----- DATA ROWS -----

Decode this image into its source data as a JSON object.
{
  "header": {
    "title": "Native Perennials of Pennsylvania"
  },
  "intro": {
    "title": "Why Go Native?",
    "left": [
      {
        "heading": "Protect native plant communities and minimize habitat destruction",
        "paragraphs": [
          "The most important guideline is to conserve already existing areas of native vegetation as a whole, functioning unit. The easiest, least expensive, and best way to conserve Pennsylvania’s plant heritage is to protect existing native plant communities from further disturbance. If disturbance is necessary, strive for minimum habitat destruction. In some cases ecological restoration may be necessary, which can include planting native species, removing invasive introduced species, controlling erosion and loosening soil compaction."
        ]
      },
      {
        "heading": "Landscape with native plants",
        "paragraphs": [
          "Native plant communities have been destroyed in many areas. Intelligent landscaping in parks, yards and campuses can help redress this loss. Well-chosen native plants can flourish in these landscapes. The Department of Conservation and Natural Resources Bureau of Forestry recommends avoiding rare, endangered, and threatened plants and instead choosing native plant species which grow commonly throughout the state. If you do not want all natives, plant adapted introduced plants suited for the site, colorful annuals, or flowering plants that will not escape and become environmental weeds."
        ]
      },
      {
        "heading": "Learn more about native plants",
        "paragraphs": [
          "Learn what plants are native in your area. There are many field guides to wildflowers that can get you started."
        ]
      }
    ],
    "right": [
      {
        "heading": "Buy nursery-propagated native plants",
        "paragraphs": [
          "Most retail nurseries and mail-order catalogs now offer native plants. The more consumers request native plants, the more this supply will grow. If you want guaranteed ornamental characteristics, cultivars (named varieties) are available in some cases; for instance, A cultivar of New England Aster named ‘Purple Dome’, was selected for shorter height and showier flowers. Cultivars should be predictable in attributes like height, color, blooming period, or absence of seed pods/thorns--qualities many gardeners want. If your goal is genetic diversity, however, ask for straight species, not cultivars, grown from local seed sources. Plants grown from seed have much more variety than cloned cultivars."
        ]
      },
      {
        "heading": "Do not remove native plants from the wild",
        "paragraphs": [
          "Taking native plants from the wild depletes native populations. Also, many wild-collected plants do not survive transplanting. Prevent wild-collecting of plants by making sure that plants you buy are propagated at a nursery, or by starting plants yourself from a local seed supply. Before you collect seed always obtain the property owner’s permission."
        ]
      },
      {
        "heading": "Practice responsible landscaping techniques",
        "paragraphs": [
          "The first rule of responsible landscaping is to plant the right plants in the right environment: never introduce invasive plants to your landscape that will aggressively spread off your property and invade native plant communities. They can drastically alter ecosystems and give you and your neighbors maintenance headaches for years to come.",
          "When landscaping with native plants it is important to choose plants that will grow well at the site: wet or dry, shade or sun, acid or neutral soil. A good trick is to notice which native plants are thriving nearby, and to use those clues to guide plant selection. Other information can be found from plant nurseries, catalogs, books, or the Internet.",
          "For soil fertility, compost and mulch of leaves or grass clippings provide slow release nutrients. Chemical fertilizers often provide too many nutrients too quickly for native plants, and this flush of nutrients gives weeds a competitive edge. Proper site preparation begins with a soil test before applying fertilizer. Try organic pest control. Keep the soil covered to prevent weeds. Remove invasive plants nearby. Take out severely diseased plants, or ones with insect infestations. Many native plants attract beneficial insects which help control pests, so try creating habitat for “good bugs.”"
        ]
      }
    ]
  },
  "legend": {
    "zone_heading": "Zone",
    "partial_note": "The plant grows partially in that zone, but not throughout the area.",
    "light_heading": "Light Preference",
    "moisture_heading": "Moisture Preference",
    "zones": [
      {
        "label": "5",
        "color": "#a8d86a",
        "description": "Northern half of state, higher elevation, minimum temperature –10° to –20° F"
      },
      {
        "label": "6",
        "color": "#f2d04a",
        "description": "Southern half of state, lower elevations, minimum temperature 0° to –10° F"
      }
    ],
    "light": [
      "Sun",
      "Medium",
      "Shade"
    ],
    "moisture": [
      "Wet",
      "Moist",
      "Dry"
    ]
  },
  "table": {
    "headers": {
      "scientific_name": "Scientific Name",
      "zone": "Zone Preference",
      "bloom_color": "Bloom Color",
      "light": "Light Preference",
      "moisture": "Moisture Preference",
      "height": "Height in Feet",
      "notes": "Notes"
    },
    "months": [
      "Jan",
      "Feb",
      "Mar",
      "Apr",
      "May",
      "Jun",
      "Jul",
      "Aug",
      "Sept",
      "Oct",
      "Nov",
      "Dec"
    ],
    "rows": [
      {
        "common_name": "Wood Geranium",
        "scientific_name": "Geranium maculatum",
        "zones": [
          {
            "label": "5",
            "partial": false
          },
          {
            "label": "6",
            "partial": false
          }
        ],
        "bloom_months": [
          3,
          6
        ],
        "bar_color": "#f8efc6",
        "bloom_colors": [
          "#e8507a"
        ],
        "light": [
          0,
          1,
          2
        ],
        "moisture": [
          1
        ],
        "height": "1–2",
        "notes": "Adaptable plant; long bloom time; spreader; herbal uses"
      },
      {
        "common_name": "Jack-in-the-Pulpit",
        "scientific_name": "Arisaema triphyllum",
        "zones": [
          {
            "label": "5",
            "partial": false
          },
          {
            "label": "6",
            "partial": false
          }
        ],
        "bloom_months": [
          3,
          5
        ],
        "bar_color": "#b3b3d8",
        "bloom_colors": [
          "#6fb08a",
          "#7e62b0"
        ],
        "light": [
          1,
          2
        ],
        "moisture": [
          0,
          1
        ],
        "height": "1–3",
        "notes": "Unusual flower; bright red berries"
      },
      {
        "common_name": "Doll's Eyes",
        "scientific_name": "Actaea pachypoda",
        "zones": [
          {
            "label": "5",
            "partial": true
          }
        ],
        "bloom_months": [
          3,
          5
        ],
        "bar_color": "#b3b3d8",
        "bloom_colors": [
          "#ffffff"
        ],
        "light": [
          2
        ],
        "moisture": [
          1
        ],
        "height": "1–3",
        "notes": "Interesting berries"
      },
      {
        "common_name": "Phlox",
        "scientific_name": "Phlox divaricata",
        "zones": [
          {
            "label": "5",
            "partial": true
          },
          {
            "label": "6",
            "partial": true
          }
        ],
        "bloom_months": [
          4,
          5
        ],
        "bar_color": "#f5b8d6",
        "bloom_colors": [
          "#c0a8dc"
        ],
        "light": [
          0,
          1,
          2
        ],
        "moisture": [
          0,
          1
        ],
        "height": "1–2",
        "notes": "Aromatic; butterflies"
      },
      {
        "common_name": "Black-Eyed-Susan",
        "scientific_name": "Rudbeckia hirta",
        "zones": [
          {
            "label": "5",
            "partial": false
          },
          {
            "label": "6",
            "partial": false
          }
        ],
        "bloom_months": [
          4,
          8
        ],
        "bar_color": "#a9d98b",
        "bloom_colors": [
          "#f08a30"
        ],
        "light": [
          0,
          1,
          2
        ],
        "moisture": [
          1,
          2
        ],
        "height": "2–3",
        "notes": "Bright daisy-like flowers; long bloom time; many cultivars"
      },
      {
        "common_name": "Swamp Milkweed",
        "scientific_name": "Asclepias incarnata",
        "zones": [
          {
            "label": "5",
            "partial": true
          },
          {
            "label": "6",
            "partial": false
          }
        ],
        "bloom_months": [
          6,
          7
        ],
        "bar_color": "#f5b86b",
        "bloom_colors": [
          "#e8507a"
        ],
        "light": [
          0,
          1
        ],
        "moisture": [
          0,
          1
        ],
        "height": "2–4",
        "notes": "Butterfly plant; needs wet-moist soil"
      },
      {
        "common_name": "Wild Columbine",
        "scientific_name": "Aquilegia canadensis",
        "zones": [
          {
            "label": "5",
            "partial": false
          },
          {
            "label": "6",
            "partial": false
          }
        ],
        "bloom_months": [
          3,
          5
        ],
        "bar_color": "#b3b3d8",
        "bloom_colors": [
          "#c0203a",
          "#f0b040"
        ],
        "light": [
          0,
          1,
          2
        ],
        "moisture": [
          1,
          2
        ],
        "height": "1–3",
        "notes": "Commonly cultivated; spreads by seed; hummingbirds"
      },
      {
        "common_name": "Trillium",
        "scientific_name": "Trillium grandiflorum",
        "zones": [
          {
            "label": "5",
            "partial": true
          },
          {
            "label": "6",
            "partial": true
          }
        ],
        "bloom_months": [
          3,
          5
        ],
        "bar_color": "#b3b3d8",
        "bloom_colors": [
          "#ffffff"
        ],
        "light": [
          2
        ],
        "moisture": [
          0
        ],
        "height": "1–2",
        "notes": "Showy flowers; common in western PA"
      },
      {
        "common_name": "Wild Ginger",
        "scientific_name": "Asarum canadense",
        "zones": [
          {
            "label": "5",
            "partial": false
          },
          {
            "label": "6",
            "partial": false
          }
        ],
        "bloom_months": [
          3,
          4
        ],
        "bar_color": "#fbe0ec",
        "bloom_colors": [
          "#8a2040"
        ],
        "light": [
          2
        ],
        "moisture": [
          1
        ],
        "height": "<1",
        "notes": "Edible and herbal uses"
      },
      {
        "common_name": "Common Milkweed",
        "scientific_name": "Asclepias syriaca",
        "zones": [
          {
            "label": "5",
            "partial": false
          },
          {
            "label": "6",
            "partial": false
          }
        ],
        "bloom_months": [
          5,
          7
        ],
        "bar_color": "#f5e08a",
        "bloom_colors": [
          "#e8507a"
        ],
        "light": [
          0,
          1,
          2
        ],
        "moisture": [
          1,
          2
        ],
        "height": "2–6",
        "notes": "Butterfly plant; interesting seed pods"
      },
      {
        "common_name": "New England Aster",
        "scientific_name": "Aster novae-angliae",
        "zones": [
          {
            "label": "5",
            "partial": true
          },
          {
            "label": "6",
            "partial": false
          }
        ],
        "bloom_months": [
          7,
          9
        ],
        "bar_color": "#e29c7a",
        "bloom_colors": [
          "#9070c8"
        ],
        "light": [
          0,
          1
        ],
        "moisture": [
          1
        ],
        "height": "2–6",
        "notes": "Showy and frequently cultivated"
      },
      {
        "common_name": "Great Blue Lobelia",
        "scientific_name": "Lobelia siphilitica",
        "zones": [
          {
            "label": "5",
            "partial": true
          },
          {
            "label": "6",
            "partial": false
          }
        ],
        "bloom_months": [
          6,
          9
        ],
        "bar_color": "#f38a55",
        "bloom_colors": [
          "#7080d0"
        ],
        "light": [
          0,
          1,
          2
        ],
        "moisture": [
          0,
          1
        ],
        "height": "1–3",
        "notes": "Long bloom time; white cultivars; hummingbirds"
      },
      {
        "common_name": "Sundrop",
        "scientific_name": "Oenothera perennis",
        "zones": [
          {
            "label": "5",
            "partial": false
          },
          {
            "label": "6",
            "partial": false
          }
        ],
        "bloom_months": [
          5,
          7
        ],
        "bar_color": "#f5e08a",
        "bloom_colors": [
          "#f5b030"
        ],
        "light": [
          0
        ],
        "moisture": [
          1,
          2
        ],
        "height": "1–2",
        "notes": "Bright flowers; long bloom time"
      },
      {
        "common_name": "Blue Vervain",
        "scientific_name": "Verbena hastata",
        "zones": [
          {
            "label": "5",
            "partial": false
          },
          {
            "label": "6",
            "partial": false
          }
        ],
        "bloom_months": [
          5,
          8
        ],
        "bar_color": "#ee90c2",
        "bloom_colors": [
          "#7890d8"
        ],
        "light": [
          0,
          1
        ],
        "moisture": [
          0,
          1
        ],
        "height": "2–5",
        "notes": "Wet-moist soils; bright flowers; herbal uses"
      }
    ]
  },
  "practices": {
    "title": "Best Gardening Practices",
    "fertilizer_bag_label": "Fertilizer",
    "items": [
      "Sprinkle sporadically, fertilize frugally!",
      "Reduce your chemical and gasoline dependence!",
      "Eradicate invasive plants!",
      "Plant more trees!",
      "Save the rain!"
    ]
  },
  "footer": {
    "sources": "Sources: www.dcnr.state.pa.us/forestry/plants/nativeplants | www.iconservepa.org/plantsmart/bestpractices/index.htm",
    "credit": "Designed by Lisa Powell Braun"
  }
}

-----

§ GOAL OF THE EXERCISE: Using the listing above, pick out each line that contains the word "Aster", then copy it.

§ SOLUTION TO THE EXERCISE:
          "Most retail nurseries and mail-order catalogs now offer native plants. The more consumers request native plants, the more this supply will grow. If you want guaranteed ornamental characteristics, cultivars (named varieties) are available in some cases; for instance, A cultivar of New England Aster named ‘Purple Dome’, was selected for shorter height and showier flowers. Cultivars should be predictable in attributes like height, color, blooming period, or absence of seed pods/thorns--qualities many gardeners want. If your goal is genetic diversity, however, ask for straight species, not cultivars, grown from local seed sources. Plants grown from seed have much more variety than cloned cultivars."
        "common_name": "New England Aster",
        "scientific_name": "Aster novae-angliae",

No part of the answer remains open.